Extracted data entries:
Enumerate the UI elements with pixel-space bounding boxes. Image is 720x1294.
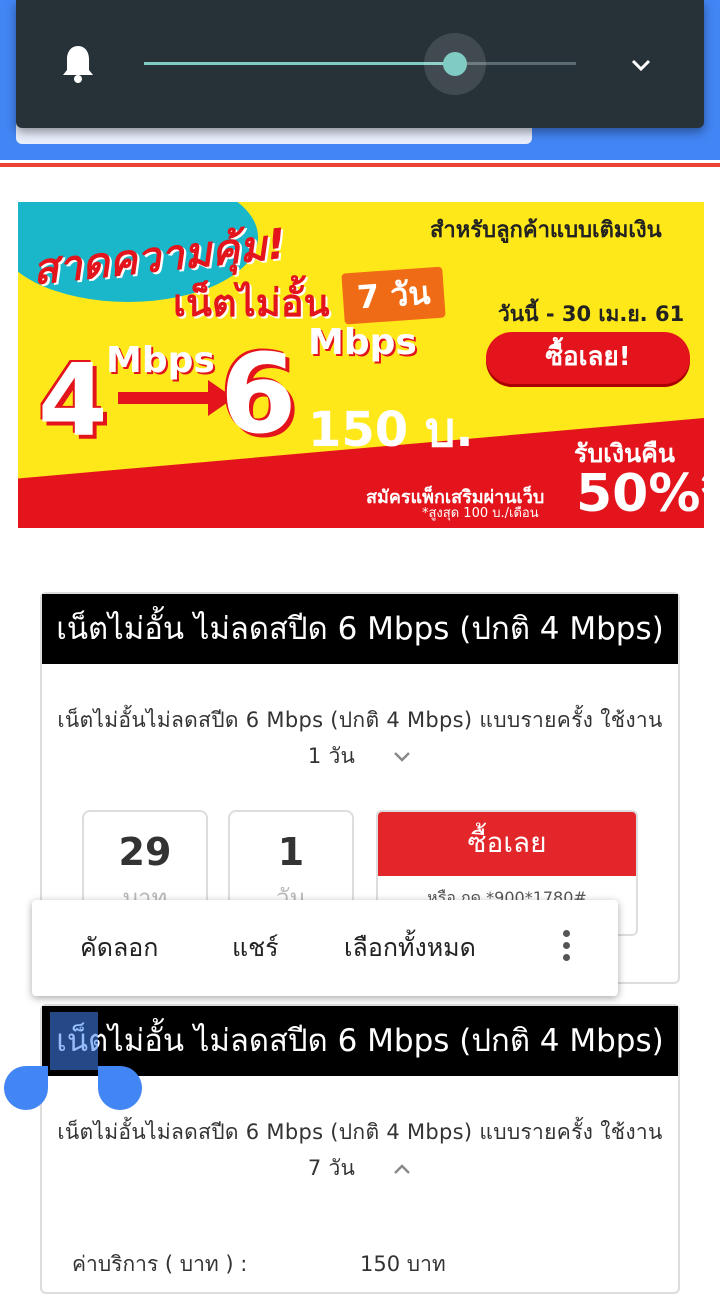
- banner-to-unit: Mbps: [308, 322, 417, 363]
- buy-button[interactable]: ซื้อเลย: [378, 812, 636, 876]
- package-card: เน็ตไม่อั้น ไม่ลดสปีด 6 Mbps (ปกติ 4 Mbp…: [40, 1004, 680, 1294]
- volume-panel: [16, 0, 704, 128]
- duration-value: 1: [277, 830, 305, 874]
- menu-item-copy[interactable]: คัดลอก: [80, 900, 158, 996]
- text-selection-highlight: [50, 1012, 98, 1070]
- volume-slider-track[interactable]: [144, 62, 576, 65]
- banner-cashback-percent: 50%*: [576, 464, 704, 524]
- package-description-line: เน็ตไม่อั้นไม่ลดสปีด 6 Mbps (ปกติ 4 Mbps…: [57, 1120, 663, 1144]
- banner-from-unit: Mbps: [106, 340, 215, 381]
- package-description: เน็ตไม่อั้นไม่ลดสปีด 6 Mbps (ปกติ 4 Mbps…: [42, 1114, 678, 1186]
- banner-from-speed: 4: [38, 342, 108, 459]
- selection-handle-left[interactable]: [4, 1066, 48, 1110]
- menu-item-share[interactable]: แชร์: [232, 900, 279, 996]
- package-description-line: เน็ตไม่อั้นไม่ลดสปีด 6 Mbps (ปกติ 4 Mbps…: [57, 708, 663, 732]
- banner-price: 150 บ.: [308, 402, 474, 458]
- fee-value: 150 บาท: [360, 1252, 446, 1276]
- package-description: เน็ตไม่อั้นไม่ลดสปีด 6 Mbps (ปกติ 4 Mbps…: [42, 702, 678, 774]
- banner-period: วันนี้ - 30 เม.ย. 61: [498, 302, 685, 326]
- page-header-divider: [0, 163, 720, 167]
- menu-item-select-all[interactable]: เลือกทั้งหมด: [344, 900, 476, 996]
- volume-slider-fill: [144, 62, 456, 65]
- banner-cashback-limit: *สูงสุด 100 บ./เดือน: [422, 506, 539, 521]
- promo-banner[interactable]: สาดความคุ้ม! สำหรับลูกค้าแบบเติมเงิน เน็…: [18, 202, 704, 528]
- banner-arrow: [118, 392, 218, 404]
- price-value: 29: [118, 830, 172, 874]
- volume-slider-thumb[interactable]: [443, 52, 468, 76]
- selection-handle-right[interactable]: [98, 1066, 142, 1110]
- package-duration-text: 7 วัน: [307, 1156, 356, 1180]
- chevron-down-icon[interactable]: [626, 50, 656, 80]
- chevron-down-icon[interactable]: [392, 747, 412, 767]
- package-title[interactable]: เน็ตไม่อั้น ไม่ลดสปีด 6 Mbps (ปกติ 4 Mbp…: [42, 1006, 678, 1076]
- fee-label: ค่าบริการ ( บาท ) :: [72, 1252, 248, 1276]
- chevron-up-icon[interactable]: [392, 1159, 412, 1179]
- banner-days: 7 วัน: [341, 266, 446, 325]
- banner-unlimited: เน็ตไม่อั้น: [173, 281, 330, 325]
- package-duration-text: 1 วัน: [307, 744, 356, 768]
- package-collapse-row[interactable]: 7 วัน: [48, 1150, 672, 1186]
- more-vert-icon[interactable]: [556, 930, 576, 966]
- text-selection-menu: คัดลอก แชร์ เลือกทั้งหมด: [32, 900, 618, 996]
- bell-icon[interactable]: [60, 44, 96, 84]
- banner-to-speed: 6: [220, 330, 297, 458]
- banner-audience: สำหรับลูกค้าแบบเติมเงิน: [430, 218, 662, 243]
- package-expand-row[interactable]: 1 วัน: [48, 738, 672, 774]
- banner-buy-button[interactable]: ซื้อเลย!: [486, 332, 690, 384]
- package-title: เน็ตไม่อั้น ไม่ลดสปีด 6 Mbps (ปกติ 4 Mbp…: [42, 594, 678, 664]
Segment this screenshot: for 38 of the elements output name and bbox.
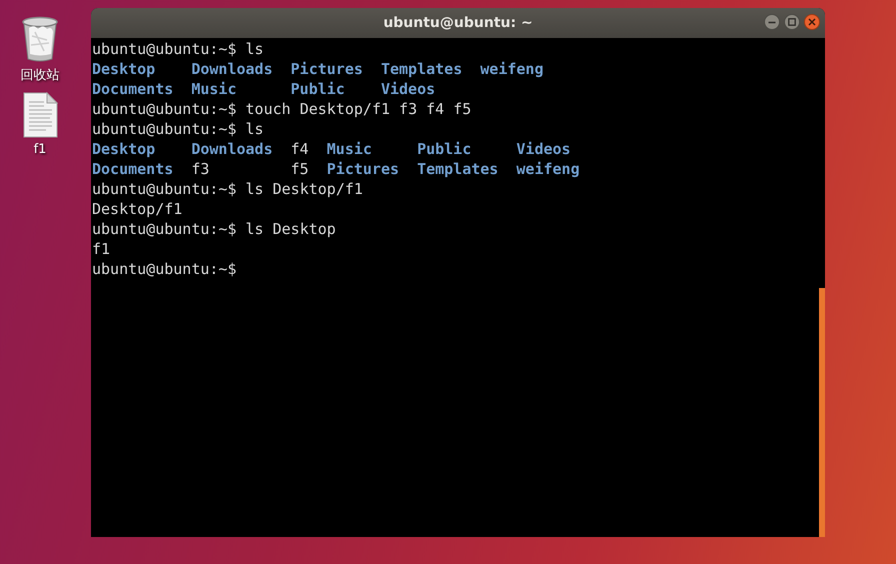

→ Request: Lay out every line of the extracted data entries as a JSON list of strings, with one string per line, no blank lines, and no pictures.

→ Exercise result:
[
  "Enumerate the UI elements with pixel-space bounding boxes. Image is 720x1294.",
  "- banner-to-unit: Mbps: [308, 322, 417, 363]",
  "- buy-button[interactable]: ซื้อเลย: [378, 812, 636, 876]",
  "- package-card: เน็ตไม่อั้น ไม่ลดสปีด 6 Mbps (ปกติ 4 Mbp…: [40, 1004, 680, 1294]",
  "- volume-panel: [16, 0, 704, 128]",
  "- duration-value: 1: [277, 830, 305, 874]",
  "- menu-item-copy[interactable]: คัดลอก: [80, 900, 158, 996]",
  "- text-selection-highlight: [50, 1012, 98, 1070]",
  "- volume-slider-track[interactable]: [144, 62, 576, 65]",
  "- banner-cashback-percent: 50%*: [576, 464, 704, 524]",
  "- package-description-line: เน็ตไม่อั้นไม่ลดสปีด 6 Mbps (ปกติ 4 Mbps…: [57, 1120, 663, 1144]",
  "- banner-from-unit: Mbps: [106, 340, 215, 381]",
  "- package-description: เน็ตไม่อั้นไม่ลดสปีด 6 Mbps (ปกติ 4 Mbps…: [42, 1114, 678, 1186]",
  "- banner-from-speed: 4: [38, 342, 108, 459]",
  "- selection-handle-left[interactable]: [4, 1066, 48, 1110]",
  "- menu-item-share[interactable]: แชร์: [232, 900, 279, 996]",
  "- package-description-line: เน็ตไม่อั้นไม่ลดสปีด 6 Mbps (ปกติ 4 Mbps…: [57, 708, 663, 732]",
  "- banner-price: 150 บ.: [308, 402, 474, 458]",
  "- fee-value: 150 บาท: [360, 1252, 446, 1276]",
  "- package-description: เน็ตไม่อั้นไม่ลดสปีด 6 Mbps (ปกติ 4 Mbps…: [42, 702, 678, 774]",
  "- banner-period: วันนี้ - 30 เม.ย. 61: [498, 302, 685, 326]",
  "- page-header-divider: [0, 163, 720, 167]",
  "- menu-item-select-all[interactable]: เลือกทั้งหมด: [344, 900, 476, 996]",
  "- volume-slider-fill: [144, 62, 456, 65]",
  "- banner-cashback-limit: *สูงสุด 100 บ./เดือน: [422, 506, 539, 521]",
  "- promo-banner[interactable]: สาดความคุ้ม! สำหรับลูกค้าแบบเติมเงิน เน็…: [18, 202, 704, 528]",
  "- banner-arrow: [118, 392, 218, 404]",
  "- price-value: 29: [118, 830, 172, 874]",
  "- volume-slider-thumb[interactable]: [443, 52, 468, 76]",
  "- selection-handle-right[interactable]: [98, 1066, 142, 1110]",
  "- package-duration-text: 7 วัน: [307, 1156, 356, 1180]",
  "- chevron-down-icon[interactable]: [626, 50, 656, 80]",
  "- chevron-down-icon[interactable]: [392, 747, 412, 767]",
  "- package-title[interactable]: เน็ตไม่อั้น ไม่ลดสปีด 6 Mbps (ปกติ 4 Mbp…: [42, 1006, 678, 1076]",
  "- fee-label: ค่าบริการ ( บาท ) :: [72, 1252, 248, 1276]",
  "- chevron-up-icon[interactable]: [392, 1159, 412, 1179]",
  "- banner-days: 7 วัน: [341, 266, 446, 325]",
  "- banner-unlimited: เน็ตไม่อั้น: [173, 281, 330, 325]",
  "- package-duration-text: 1 วัน: [307, 744, 356, 768]",
  "- package-collapse-row[interactable]: 7 วัน: [48, 1150, 672, 1186]",
  "- more-vert-icon[interactable]: [556, 930, 576, 966]",
  "- text-selection-menu: คัดลอก แชร์ เลือกทั้งหมด: [32, 900, 618, 996]",
  "- bell-icon[interactable]: [60, 44, 96, 84]",
  "- banner-to-speed: 6: [220, 330, 297, 458]",
  "- banner-audience: สำหรับลูกค้าแบบเติมเงิน: [430, 218, 662, 243]",
  "- package-expand-row[interactable]: 1 วัน: [48, 738, 672, 774]",
  "- banner-buy-button[interactable]: ซื้อเลย!: [486, 332, 690, 384]",
  "- package-title: เน็ตไม่อั้น ไม่ลดสปีด 6 Mbps (ปกติ 4 Mbp…: [42, 594, 678, 664]",
  "Segment this screenshot: for 38 of the elements output name and bbox."
]